#### Material provided ####

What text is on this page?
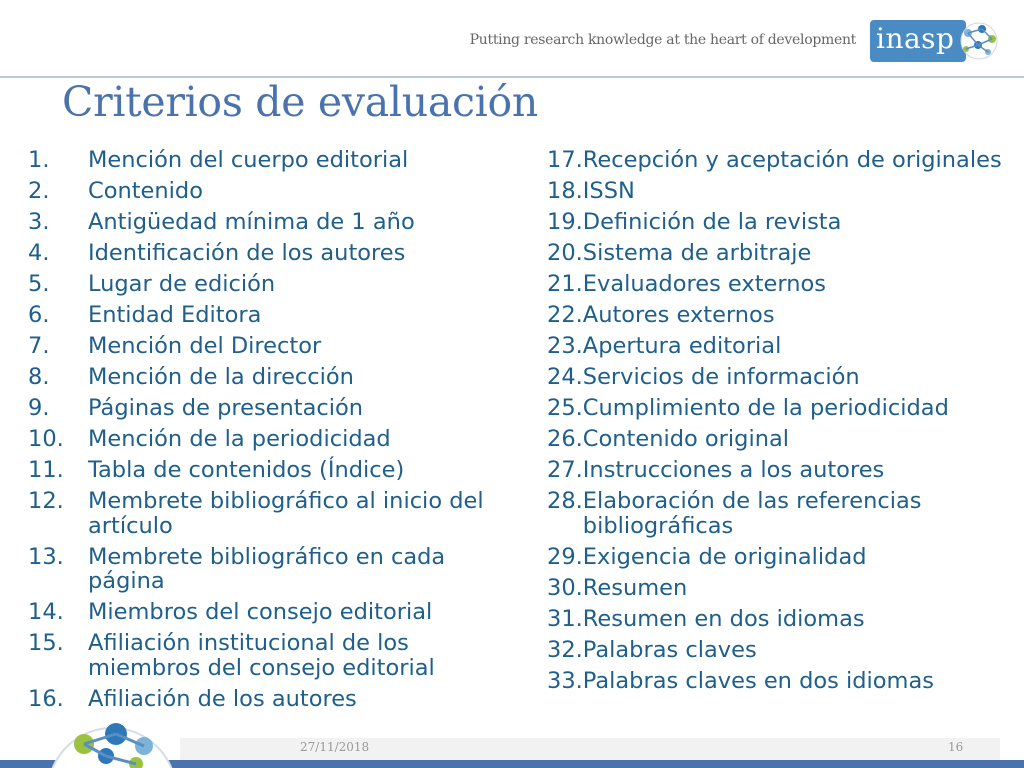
Putting research knowledge at the heart of development inasp
Criterios de evaluación
1.	Mención del cuerpo editorial
2.	Contenido
3.	Antigüedad mínima de 1 año
4.	Identificación de los autores
5.	Lugar de edición
6.	Entidad Editora
7.	Mención del Director
8.	Mención de la dirección
9.	Páginas de presentación
10.	Mención de la periodicidad
11.	Tabla de contenidos (Índice)
12.	Membrete bibliográfico al inicio del artículo
13.	Membrete bibliográfico en cada página
14.	Miembros del consejo editorial
15.	Afiliación institucional de los miembros del consejo editorial
16.	Afiliación de los autores
17. Recepción y aceptación de originales
18. ISSN
19. Definición de la revista
20. Sistema de arbitraje
21. Evaluadores externos
22. Autores externos
23. Apertura editorial
24. Servicios de información
25. Cumplimiento de la periodicidad
26. Contenido original
27. Instrucciones a los autores
28. Elaboración de las referencias bibliográficas
29. Exigencia de originalidad
30. Resumen
31. Resumen en dos idiomas
32. Palabras claves
33. Palabras claves en dos idiomas
27/11/2018	16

####

▶ [Stated problem]: Scan the material above for the string "externos" and report each line where you find it.

▶ [Written response]:
21. Evaluadores externos
22. Autores externos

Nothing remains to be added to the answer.